(Aim of the exercise):
Below are some entries. Output each one exactly as it appears.

Stored data:

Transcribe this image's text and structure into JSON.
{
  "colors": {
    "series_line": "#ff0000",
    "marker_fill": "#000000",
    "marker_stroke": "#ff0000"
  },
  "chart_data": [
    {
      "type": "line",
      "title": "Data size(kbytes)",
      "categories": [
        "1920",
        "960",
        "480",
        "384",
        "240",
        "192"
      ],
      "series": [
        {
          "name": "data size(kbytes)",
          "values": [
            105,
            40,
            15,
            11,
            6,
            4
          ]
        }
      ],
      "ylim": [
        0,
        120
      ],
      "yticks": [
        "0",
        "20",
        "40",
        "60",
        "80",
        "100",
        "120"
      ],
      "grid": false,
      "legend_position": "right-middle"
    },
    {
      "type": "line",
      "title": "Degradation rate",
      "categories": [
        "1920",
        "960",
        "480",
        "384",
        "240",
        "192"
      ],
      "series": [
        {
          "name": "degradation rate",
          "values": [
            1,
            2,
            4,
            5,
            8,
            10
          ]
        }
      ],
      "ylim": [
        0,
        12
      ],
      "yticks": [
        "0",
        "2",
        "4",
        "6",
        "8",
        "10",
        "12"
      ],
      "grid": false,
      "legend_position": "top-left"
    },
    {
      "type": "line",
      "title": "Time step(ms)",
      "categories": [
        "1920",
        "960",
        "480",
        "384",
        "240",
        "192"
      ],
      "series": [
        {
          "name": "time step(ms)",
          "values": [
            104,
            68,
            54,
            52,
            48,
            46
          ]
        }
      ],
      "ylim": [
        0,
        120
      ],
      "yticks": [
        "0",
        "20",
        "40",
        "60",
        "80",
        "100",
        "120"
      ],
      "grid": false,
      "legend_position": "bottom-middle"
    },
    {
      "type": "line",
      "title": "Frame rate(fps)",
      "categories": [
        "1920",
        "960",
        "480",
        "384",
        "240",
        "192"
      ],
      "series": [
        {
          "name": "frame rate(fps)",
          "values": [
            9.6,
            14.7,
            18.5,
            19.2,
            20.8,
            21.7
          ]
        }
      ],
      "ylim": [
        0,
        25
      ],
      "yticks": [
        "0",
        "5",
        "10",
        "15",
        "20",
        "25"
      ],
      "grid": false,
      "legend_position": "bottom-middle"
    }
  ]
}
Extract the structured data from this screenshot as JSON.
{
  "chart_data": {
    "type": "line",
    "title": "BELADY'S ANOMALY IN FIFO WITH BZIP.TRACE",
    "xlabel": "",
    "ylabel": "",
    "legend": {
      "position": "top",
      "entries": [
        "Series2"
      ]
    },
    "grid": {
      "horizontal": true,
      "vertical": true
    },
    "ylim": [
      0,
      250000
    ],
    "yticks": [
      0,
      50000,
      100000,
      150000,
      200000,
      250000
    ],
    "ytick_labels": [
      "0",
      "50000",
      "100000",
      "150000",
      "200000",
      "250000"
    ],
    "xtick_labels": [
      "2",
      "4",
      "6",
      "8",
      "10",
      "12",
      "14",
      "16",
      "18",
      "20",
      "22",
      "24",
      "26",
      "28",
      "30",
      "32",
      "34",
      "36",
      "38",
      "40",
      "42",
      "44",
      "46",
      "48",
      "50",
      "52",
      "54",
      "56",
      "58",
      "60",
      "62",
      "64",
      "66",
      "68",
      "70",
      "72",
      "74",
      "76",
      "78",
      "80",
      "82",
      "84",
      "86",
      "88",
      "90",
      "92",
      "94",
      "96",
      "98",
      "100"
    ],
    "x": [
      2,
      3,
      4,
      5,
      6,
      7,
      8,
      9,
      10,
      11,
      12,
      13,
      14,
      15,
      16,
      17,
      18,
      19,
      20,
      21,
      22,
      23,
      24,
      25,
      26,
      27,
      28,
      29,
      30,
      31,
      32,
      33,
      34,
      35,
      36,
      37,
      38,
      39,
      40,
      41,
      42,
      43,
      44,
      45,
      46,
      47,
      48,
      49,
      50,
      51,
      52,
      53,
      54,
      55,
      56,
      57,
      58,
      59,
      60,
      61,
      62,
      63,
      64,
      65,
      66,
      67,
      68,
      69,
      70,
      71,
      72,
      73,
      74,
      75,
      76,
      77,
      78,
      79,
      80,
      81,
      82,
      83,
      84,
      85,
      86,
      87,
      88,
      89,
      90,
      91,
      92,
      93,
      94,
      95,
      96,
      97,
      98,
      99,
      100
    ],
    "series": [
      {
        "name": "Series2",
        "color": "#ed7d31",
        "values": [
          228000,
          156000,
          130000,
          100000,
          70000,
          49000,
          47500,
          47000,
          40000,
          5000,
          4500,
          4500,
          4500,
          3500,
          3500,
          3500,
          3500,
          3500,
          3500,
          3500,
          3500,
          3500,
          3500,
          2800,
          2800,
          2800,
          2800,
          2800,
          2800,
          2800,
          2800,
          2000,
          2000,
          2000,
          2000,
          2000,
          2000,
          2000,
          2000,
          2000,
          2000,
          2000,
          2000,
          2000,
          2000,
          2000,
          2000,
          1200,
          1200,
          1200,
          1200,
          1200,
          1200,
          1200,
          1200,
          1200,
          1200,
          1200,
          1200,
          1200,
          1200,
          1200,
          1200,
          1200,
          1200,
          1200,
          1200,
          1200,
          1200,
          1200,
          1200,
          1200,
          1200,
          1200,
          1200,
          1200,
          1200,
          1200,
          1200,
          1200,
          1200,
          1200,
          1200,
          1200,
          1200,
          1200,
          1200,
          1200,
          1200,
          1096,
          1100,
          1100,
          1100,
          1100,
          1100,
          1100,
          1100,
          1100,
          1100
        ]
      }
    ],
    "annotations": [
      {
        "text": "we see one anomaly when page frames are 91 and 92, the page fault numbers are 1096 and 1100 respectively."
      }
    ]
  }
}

(Full output):
Transcribe this image's text and structure into JSON.
{
  "colors": {
    "series_line": "#ff0000",
    "marker_fill": "#000000",
    "marker_stroke": "#ff0000"
  },
  "chart_data": [
    {
      "type": "line",
      "title": "Data size(kbytes)",
      "categories": [
        "1920",
        "960",
        "480",
        "384",
        "240",
        "192"
      ],
      "series": [
        {
          "name": "data size(kbytes)",
          "values": [
            105,
            40,
            15,
            11,
            6,
            4
          ]
        }
      ],
      "ylim": [
        0,
        120
      ],
      "yticks": [
        "0",
        "20",
        "40",
        "60",
        "80",
        "100",
        "120"
      ],
      "grid": false,
      "legend_position": "right-middle"
    },
    {
      "type": "line",
      "title": "Degradation rate",
      "categories": [
        "1920",
        "960",
        "480",
        "384",
        "240",
        "192"
      ],
      "series": [
        {
          "name": "degradation rate",
          "values": [
            1,
            2,
            4,
            5,
            8,
            10
          ]
        }
      ],
      "ylim": [
        0,
        12
      ],
      "yticks": [
        "0",
        "2",
        "4",
        "6",
        "8",
        "10",
        "12"
      ],
      "grid": false,
      "legend_position": "top-left"
    },
    {
      "type": "line",
      "title": "Time step(ms)",
      "categories": [
        "1920",
        "960",
        "480",
        "384",
        "240",
        "192"
      ],
      "series": [
        {
          "name": "time step(ms)",
          "values": [
            104,
            68,
            54,
            52,
            48,
            46
          ]
        }
      ],
      "ylim": [
        0,
        120
      ],
      "yticks": [
        "0",
        "20",
        "40",
        "60",
        "80",
        "100",
        "120"
      ],
      "grid": false,
      "legend_position": "bottom-middle"
    },
    {
      "type": "line",
      "title": "Frame rate(fps)",
      "categories": [
        "1920",
        "960",
        "480",
        "384",
        "240",
        "192"
      ],
      "series": [
        {
          "name": "frame rate(fps)",
          "values": [
            9.6,
            14.7,
            18.5,
            19.2,
            20.8,
            21.7
          ]
        }
      ],
      "ylim": [
        0,
        25
      ],
      "yticks": [
        "0",
        "5",
        "10",
        "15",
        "20",
        "25"
      ],
      "grid": false,
      "legend_position": "bottom-middle"
    }
  ]
}
Extract the structured data from this screenshot as JSON.
{
  "chart_data": {
    "type": "line",
    "title": "BELADY'S ANOMALY IN FIFO WITH BZIP.TRACE",
    "xlabel": "",
    "ylabel": "",
    "legend": {
      "position": "top",
      "entries": [
        "Series2"
      ]
    },
    "grid": {
      "horizontal": true,
      "vertical": true
    },
    "ylim": [
      0,
      250000
    ],
    "yticks": [
      0,
      50000,
      100000,
      150000,
      200000,
      250000
    ],
    "ytick_labels": [
      "0",
      "50000",
      "100000",
      "150000",
      "200000",
      "250000"
    ],
    "xtick_labels": [
      "2",
      "4",
      "6",
      "8",
      "10",
      "12",
      "14",
      "16",
      "18",
      "20",
      "22",
      "24",
      "26",
      "28",
      "30",
      "32",
      "34",
      "36",
      "38",
      "40",
      "42",
      "44",
      "46",
      "48",
      "50",
      "52",
      "54",
      "56",
      "58",
      "60",
      "62",
      "64",
      "66",
      "68",
      "70",
      "72",
      "74",
      "76",
      "78",
      "80",
      "82",
      "84",
      "86",
      "88",
      "90",
      "92",
      "94",
      "96",
      "98",
      "100"
    ],
    "x": [
      2,
      3,
      4,
      5,
      6,
      7,
      8,
      9,
      10,
      11,
      12,
      13,
      14,
      15,
      16,
      17,
      18,
      19,
      20,
      21,
      22,
      23,
      24,
      25,
      26,
      27,
      28,
      29,
      30,
      31,
      32,
      33,
      34,
      35,
      36,
      37,
      38,
      39,
      40,
      41,
      42,
      43,
      44,
      45,
      46,
      47,
      48,
      49,
      50,
      51,
      52,
      53,
      54,
      55,
      56,
      57,
      58,
      59,
      60,
      61,
      62,
      63,
      64,
      65,
      66,
      67,
      68,
      69,
      70,
      71,
      72,
      73,
      74,
      75,
      76,
      77,
      78,
      79,
      80,
      81,
      82,
      83,
      84,
      85,
      86,
      87,
      88,
      89,
      90,
      91,
      92,
      93,
      94,
      95,
      96,
      97,
      98,
      99,
      100
    ],
    "series": [
      {
        "name": "Series2",
        "color": "#ed7d31",
        "values": [
          228000,
          156000,
          130000,
          100000,
          70000,
          49000,
          47500,
          47000,
          40000,
          5000,
          4500,
          4500,
          4500,
          3500,
          3500,
          3500,
          3500,
          3500,
          3500,
          3500,
          3500,
          3500,
          3500,
          2800,
          2800,
          2800,
          2800,
          2800,
          2800,
          2800,
          2800,
          2000,
          2000,
          2000,
          2000,
          2000,
          2000,
          2000,
          2000,
          2000,
          2000,
          2000,
          2000,
          2000,
          2000,
          2000,
          2000,
          1200,
          1200,
          1200,
          1200,
          1200,
          1200,
          1200,
          1200,
          1200,
          1200,
          1200,
          1200,
          1200,
          1200,
          1200,
          1200,
          1200,
          1200,
          1200,
          1200,
          1200,
          1200,
          1200,
          1200,
          1200,
          1200,
          1200,
          1200,
          1200,
          1200,
          1200,
          1200,
          1200,
          1200,
          1200,
          1200,
          1200,
          1200,
          1200,
          1200,
          1200,
          1200,
          1096,
          1100,
          1100,
          1100,
          1100,
          1100,
          1100,
          1100,
          1100,
          1100
        ]
      }
    ],
    "annotations": [
      {
        "text": "we see one anomaly when page frames are 91 and 92, the page fault numbers are 1096 and 1100 respectively."
      }
    ]
  }
}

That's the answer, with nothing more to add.